Challenge> Please reproduce every record, keeping each one exactly as written.

Recorded data>
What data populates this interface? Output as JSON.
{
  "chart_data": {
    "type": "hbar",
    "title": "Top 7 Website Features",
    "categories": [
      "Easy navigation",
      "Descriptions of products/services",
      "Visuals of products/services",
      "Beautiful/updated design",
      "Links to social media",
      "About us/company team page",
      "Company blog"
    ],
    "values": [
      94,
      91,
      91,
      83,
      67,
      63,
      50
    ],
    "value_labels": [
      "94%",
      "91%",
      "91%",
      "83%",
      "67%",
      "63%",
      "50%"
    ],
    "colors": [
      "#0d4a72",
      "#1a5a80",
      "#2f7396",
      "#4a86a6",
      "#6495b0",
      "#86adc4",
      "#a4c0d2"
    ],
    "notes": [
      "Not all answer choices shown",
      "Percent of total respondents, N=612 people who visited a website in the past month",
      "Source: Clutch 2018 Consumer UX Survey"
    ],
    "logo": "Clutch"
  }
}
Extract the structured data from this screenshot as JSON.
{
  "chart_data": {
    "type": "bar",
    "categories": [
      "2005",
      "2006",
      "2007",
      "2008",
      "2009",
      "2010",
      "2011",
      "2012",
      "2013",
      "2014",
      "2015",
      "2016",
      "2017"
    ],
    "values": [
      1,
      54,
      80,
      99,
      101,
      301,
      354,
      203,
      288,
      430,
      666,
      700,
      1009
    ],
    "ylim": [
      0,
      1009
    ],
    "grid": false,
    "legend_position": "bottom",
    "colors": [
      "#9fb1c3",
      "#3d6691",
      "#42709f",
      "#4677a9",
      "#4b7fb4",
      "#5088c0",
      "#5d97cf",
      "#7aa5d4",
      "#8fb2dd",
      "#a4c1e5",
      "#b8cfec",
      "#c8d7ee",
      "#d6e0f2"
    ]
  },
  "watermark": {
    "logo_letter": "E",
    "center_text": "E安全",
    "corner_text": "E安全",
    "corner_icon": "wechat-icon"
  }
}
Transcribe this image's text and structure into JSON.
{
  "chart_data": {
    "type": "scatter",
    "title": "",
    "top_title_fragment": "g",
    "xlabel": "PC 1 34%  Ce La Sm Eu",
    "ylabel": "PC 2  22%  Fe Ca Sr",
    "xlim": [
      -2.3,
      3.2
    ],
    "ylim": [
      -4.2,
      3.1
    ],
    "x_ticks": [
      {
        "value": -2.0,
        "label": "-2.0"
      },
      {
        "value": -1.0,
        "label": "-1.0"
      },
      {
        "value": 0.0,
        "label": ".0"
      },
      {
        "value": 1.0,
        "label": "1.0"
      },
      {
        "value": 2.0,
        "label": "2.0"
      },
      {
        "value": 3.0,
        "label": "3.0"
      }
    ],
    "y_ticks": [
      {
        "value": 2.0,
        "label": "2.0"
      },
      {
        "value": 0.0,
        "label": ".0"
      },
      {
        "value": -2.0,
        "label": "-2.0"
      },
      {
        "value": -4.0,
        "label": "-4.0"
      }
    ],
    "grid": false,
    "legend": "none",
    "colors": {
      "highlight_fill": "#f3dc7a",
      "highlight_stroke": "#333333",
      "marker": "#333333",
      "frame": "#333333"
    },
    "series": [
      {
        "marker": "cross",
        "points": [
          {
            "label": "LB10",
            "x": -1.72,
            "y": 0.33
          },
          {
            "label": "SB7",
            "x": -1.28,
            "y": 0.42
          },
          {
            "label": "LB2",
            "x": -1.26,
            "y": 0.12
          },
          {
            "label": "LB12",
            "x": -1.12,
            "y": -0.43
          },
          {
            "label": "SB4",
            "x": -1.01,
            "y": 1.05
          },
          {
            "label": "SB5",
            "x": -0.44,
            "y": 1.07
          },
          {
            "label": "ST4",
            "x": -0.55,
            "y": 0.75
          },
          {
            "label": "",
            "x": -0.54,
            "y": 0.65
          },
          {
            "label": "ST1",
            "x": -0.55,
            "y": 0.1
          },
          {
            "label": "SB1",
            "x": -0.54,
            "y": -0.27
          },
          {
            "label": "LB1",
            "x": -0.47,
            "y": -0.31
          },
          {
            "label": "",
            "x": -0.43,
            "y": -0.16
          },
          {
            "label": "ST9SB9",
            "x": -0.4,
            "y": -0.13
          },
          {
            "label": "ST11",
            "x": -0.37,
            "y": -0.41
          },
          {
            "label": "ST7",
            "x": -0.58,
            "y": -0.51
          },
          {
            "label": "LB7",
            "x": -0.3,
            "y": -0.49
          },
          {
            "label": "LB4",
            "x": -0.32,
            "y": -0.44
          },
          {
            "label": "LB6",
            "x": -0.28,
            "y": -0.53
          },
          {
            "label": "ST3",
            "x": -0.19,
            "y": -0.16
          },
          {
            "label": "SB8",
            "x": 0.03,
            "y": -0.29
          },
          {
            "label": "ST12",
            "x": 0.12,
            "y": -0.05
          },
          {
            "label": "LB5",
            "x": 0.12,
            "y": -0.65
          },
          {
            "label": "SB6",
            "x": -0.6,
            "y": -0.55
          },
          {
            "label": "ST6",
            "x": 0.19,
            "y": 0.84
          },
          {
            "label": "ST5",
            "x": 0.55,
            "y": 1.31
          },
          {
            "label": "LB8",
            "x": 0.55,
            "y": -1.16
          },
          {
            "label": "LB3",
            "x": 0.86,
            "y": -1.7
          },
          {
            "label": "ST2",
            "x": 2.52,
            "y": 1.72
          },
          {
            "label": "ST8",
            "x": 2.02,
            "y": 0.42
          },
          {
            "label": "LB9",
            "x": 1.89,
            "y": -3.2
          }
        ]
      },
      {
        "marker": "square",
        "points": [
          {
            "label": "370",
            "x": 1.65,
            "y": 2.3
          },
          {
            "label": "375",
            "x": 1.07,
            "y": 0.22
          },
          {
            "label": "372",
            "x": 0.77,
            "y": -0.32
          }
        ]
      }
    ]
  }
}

Answer to the task>
What data populates this interface? Output as JSON.
{
  "chart_data": {
    "type": "hbar",
    "title": "Top 7 Website Features",
    "categories": [
      "Easy navigation",
      "Descriptions of products/services",
      "Visuals of products/services",
      "Beautiful/updated design",
      "Links to social media",
      "About us/company team page",
      "Company blog"
    ],
    "values": [
      94,
      91,
      91,
      83,
      67,
      63,
      50
    ],
    "value_labels": [
      "94%",
      "91%",
      "91%",
      "83%",
      "67%",
      "63%",
      "50%"
    ],
    "colors": [
      "#0d4a72",
      "#1a5a80",
      "#2f7396",
      "#4a86a6",
      "#6495b0",
      "#86adc4",
      "#a4c0d2"
    ],
    "notes": [
      "Not all answer choices shown",
      "Percent of total respondents, N=612 people who visited a website in the past month",
      "Source: Clutch 2018 Consumer UX Survey"
    ],
    "logo": "Clutch"
  }
}
Extract the structured data from this screenshot as JSON.
{
  "chart_data": {
    "type": "bar",
    "categories": [
      "2005",
      "2006",
      "2007",
      "2008",
      "2009",
      "2010",
      "2011",
      "2012",
      "2013",
      "2014",
      "2015",
      "2016",
      "2017"
    ],
    "values": [
      1,
      54,
      80,
      99,
      101,
      301,
      354,
      203,
      288,
      430,
      666,
      700,
      1009
    ],
    "ylim": [
      0,
      1009
    ],
    "grid": false,
    "legend_position": "bottom",
    "colors": [
      "#9fb1c3",
      "#3d6691",
      "#42709f",
      "#4677a9",
      "#4b7fb4",
      "#5088c0",
      "#5d97cf",
      "#7aa5d4",
      "#8fb2dd",
      "#a4c1e5",
      "#b8cfec",
      "#c8d7ee",
      "#d6e0f2"
    ]
  },
  "watermark": {
    "logo_letter": "E",
    "center_text": "E安全",
    "corner_text": "E安全",
    "corner_icon": "wechat-icon"
  }
}
Transcribe this image's text and structure into JSON.
{
  "chart_data": {
    "type": "scatter",
    "title": "",
    "top_title_fragment": "g",
    "xlabel": "PC 1 34%  Ce La Sm Eu",
    "ylabel": "PC 2  22%  Fe Ca Sr",
    "xlim": [
      -2.3,
      3.2
    ],
    "ylim": [
      -4.2,
      3.1
    ],
    "x_ticks": [
      {
        "value": -2.0,
        "label": "-2.0"
      },
      {
        "value": -1.0,
        "label": "-1.0"
      },
      {
        "value": 0.0,
        "label": ".0"
      },
      {
        "value": 1.0,
        "label": "1.0"
      },
      {
        "value": 2.0,
        "label": "2.0"
      },
      {
        "value": 3.0,
        "label": "3.0"
      }
    ],
    "y_ticks": [
      {
        "value": 2.0,
        "label": "2.0"
      },
      {
        "value": 0.0,
        "label": ".0"
      },
      {
        "value": -2.0,
        "label": "-2.0"
      },
      {
        "value": -4.0,
        "label": "-4.0"
      }
    ],
    "grid": false,
    "legend": "none",
    "colors": {
      "highlight_fill": "#f3dc7a",
      "highlight_stroke": "#333333",
      "marker": "#333333",
      "frame": "#333333"
    },
    "series": [
      {
        "marker": "cross",
        "points": [
          {
            "label": "LB10",
            "x": -1.72,
            "y": 0.33
          },
          {
            "label": "SB7",
            "x": -1.28,
            "y": 0.42
          },
          {
            "label": "LB2",
            "x": -1.26,
            "y": 0.12
          },
          {
            "label": "LB12",
            "x": -1.12,
            "y": -0.43
          },
          {
            "label": "SB4",
            "x": -1.01,
            "y": 1.05
          },
          {
            "label": "SB5",
            "x": -0.44,
            "y": 1.07
          },
          {
            "label": "ST4",
            "x": -0.55,
            "y": 0.75
          },
          {
            "label": "",
            "x": -0.54,
            "y": 0.65
          },
          {
            "label": "ST1",
            "x": -0.55,
            "y": 0.1
          },
          {
            "label": "SB1",
            "x": -0.54,
            "y": -0.27
          },
          {
            "label": "LB1",
            "x": -0.47,
            "y": -0.31
          },
          {
            "label": "",
            "x": -0.43,
            "y": -0.16
          },
          {
            "label": "ST9SB9",
            "x": -0.4,
            "y": -0.13
          },
          {
            "label": "ST11",
            "x": -0.37,
            "y": -0.41
          },
          {
            "label": "ST7",
            "x": -0.58,
            "y": -0.51
          },
          {
            "label": "LB7",
            "x": -0.3,
            "y": -0.49
          },
          {
            "label": "LB4",
            "x": -0.32,
            "y": -0.44
          },
          {
            "label": "LB6",
            "x": -0.28,
            "y": -0.53
          },
          {
            "label": "ST3",
            "x": -0.19,
            "y": -0.16
          },
          {
            "label": "SB8",
            "x": 0.03,
            "y": -0.29
          },
          {
            "label": "ST12",
            "x": 0.12,
            "y": -0.05
          },
          {
            "label": "LB5",
            "x": 0.12,
            "y": -0.65
          },
          {
            "label": "SB6",
            "x": -0.6,
            "y": -0.55
          },
          {
            "label": "ST6",
            "x": 0.19,
            "y": 0.84
          },
          {
            "label": "ST5",
            "x": 0.55,
            "y": 1.31
          },
          {
            "label": "LB8",
            "x": 0.55,
            "y": -1.16
          },
          {
            "label": "LB3",
            "x": 0.86,
            "y": -1.7
          },
          {
            "label": "ST2",
            "x": 2.52,
            "y": 1.72
          },
          {
            "label": "ST8",
            "x": 2.02,
            "y": 0.42
          },
          {
            "label": "LB9",
            "x": 1.89,
            "y": -3.2
          }
        ]
      },
      {
        "marker": "square",
        "points": [
          {
            "label": "370",
            "x": 1.65,
            "y": 2.3
          },
          {
            "label": "375",
            "x": 1.07,
            "y": 0.22
          },
          {
            "label": "372",
            "x": 0.77,
            "y": -0.32
          }
        ]
      }
    ]
  }
}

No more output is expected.